TASK TO CARRY OUT: Look below. Copy each line that has "monthly" in it.

RECORD EXTRACTS:
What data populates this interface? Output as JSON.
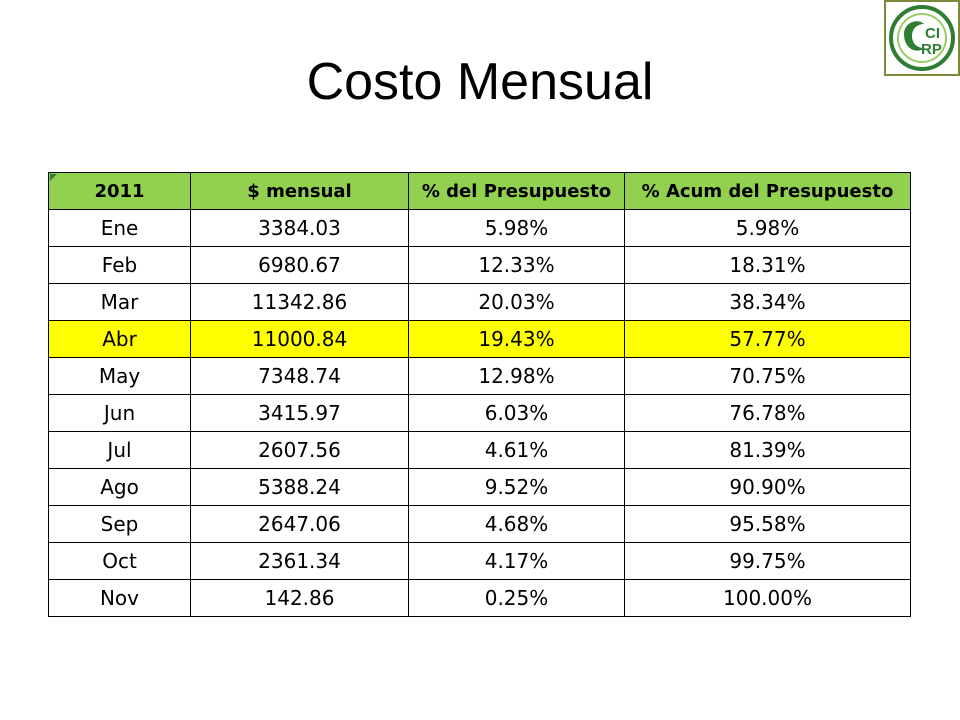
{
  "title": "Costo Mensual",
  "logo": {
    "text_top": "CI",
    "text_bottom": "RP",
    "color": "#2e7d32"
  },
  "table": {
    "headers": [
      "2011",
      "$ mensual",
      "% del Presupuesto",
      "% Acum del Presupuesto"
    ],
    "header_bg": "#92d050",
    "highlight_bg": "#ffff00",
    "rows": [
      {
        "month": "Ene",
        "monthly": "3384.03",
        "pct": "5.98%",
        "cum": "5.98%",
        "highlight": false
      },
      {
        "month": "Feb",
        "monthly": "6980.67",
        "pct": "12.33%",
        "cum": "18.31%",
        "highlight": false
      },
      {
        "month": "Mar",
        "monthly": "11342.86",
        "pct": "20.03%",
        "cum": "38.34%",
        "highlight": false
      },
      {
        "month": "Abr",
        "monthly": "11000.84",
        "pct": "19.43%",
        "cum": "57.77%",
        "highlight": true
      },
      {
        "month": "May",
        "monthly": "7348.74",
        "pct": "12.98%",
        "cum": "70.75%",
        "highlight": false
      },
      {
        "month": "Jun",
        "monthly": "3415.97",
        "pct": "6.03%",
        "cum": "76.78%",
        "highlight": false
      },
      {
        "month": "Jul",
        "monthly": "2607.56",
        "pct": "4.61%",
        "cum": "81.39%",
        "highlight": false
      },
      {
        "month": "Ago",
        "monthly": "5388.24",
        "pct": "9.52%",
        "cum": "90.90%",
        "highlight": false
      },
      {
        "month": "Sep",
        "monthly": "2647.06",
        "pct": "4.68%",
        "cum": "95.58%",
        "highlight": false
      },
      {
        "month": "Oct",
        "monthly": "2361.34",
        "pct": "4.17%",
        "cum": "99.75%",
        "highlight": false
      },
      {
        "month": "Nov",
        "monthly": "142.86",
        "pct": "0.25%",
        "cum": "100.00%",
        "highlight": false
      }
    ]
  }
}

* * *

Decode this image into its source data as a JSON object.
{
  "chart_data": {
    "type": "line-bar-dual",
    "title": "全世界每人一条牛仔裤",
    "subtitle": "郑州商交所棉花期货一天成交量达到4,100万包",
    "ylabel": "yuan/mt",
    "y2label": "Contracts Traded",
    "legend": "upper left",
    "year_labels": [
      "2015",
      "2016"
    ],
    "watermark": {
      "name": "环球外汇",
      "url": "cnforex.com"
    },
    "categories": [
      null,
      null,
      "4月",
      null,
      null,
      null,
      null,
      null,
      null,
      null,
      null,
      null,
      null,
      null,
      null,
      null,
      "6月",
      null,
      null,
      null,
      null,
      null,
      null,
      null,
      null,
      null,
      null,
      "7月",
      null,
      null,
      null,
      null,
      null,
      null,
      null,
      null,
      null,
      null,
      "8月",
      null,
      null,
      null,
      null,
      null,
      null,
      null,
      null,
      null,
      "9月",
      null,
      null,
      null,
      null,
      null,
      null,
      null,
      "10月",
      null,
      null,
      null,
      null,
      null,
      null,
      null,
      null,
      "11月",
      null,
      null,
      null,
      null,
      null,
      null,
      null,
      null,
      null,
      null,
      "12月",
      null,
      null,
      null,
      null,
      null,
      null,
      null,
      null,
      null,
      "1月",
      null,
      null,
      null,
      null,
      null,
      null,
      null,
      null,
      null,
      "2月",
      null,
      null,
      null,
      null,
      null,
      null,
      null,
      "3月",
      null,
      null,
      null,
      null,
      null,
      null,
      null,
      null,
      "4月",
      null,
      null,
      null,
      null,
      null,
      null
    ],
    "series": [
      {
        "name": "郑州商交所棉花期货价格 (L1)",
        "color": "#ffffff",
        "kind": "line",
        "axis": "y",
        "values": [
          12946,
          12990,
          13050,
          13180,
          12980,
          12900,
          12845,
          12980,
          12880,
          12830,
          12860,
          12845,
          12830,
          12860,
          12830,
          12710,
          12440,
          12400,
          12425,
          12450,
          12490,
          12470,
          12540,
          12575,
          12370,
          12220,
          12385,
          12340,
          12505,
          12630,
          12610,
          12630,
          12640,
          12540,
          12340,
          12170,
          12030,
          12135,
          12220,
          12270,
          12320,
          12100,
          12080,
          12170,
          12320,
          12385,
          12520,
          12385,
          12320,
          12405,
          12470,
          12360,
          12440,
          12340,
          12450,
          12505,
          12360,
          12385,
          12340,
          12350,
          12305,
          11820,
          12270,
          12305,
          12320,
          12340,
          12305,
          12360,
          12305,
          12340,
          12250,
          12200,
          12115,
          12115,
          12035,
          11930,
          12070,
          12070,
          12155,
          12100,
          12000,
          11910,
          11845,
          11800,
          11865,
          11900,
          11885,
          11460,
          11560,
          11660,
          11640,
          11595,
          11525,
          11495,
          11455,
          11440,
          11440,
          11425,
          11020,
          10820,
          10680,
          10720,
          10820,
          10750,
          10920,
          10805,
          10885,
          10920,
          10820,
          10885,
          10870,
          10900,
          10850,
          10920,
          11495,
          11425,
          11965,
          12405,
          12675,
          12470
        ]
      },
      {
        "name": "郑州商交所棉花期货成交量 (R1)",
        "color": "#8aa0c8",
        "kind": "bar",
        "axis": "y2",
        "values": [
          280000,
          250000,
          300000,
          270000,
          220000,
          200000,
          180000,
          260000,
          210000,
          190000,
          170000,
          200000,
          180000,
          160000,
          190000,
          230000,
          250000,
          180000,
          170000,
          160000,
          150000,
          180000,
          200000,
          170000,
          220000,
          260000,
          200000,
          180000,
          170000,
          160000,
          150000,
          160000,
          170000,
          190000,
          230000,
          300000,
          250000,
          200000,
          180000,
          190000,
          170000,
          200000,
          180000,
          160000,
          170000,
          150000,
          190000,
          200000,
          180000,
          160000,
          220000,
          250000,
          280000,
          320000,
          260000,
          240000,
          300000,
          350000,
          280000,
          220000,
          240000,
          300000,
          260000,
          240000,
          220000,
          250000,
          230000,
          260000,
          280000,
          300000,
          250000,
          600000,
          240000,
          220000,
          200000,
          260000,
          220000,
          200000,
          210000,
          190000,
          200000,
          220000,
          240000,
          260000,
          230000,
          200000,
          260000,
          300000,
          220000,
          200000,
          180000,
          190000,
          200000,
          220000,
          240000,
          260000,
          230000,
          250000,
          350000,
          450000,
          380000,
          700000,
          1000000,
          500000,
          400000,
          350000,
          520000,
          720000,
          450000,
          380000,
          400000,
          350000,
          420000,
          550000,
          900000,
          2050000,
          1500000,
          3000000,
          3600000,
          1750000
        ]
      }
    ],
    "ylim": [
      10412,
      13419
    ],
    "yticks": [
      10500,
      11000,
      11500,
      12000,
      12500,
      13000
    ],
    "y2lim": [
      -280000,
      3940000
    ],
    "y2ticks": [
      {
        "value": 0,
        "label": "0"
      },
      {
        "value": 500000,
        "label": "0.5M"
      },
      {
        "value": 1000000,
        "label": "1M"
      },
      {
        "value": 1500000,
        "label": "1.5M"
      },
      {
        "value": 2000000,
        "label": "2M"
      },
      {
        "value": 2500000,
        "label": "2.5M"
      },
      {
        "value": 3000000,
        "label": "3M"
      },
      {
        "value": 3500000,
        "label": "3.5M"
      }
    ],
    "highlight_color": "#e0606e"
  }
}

* * *

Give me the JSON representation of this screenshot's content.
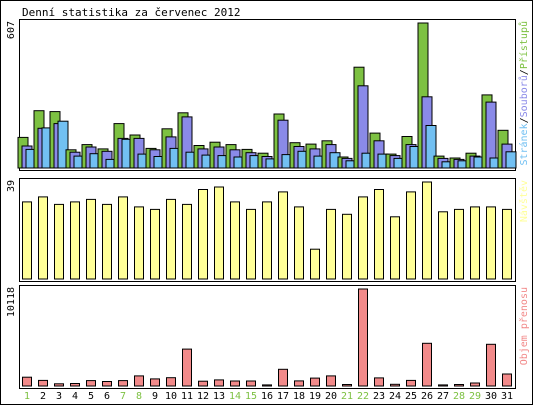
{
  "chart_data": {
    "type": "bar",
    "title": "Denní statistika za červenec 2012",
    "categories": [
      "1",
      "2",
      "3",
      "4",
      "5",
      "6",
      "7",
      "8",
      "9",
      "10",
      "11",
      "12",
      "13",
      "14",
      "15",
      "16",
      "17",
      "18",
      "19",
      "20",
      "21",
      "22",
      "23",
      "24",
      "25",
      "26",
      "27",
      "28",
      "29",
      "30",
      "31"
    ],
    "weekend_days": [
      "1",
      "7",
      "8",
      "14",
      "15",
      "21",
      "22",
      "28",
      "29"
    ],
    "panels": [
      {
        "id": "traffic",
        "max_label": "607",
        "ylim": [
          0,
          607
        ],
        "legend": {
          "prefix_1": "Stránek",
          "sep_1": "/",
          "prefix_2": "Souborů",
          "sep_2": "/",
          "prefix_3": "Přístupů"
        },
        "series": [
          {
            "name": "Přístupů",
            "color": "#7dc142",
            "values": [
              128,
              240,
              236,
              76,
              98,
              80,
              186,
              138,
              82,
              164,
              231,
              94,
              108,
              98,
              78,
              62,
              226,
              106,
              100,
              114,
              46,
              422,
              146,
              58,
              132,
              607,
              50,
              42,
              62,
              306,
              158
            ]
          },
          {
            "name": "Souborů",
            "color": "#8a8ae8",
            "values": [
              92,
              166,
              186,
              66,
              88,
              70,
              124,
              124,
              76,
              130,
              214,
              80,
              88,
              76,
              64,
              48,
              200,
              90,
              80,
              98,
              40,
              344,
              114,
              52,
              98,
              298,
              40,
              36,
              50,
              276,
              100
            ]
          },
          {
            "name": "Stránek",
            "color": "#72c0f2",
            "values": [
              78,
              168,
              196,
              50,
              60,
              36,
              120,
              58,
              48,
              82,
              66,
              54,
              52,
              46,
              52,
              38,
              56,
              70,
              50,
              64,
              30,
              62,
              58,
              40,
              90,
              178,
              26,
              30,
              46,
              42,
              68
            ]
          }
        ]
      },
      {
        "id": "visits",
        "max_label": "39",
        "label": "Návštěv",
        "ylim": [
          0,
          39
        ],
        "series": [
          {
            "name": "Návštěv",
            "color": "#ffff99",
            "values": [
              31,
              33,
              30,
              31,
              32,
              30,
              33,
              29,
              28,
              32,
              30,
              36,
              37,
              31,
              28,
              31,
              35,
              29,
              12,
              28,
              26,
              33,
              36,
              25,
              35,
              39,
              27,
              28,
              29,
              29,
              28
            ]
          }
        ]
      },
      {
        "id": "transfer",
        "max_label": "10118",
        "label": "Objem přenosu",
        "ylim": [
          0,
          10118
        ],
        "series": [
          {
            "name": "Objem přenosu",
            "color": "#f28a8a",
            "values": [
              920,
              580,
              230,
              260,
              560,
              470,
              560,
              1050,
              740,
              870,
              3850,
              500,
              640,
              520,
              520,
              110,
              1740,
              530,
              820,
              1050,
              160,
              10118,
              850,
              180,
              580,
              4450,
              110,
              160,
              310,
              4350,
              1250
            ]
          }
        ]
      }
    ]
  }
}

COMPLETED TASK:
        "monthly": "3384.03",
        "monthly": "6980.67",
        "monthly": "11342.86",
        "monthly": "11000.84",
        "monthly": "7348.74",
        "monthly": "3415.97",
        "monthly": "2607.56",
        "monthly": "5388.24",
        "monthly": "2647.06",
        "monthly": "2361.34",
        "monthly": "142.86",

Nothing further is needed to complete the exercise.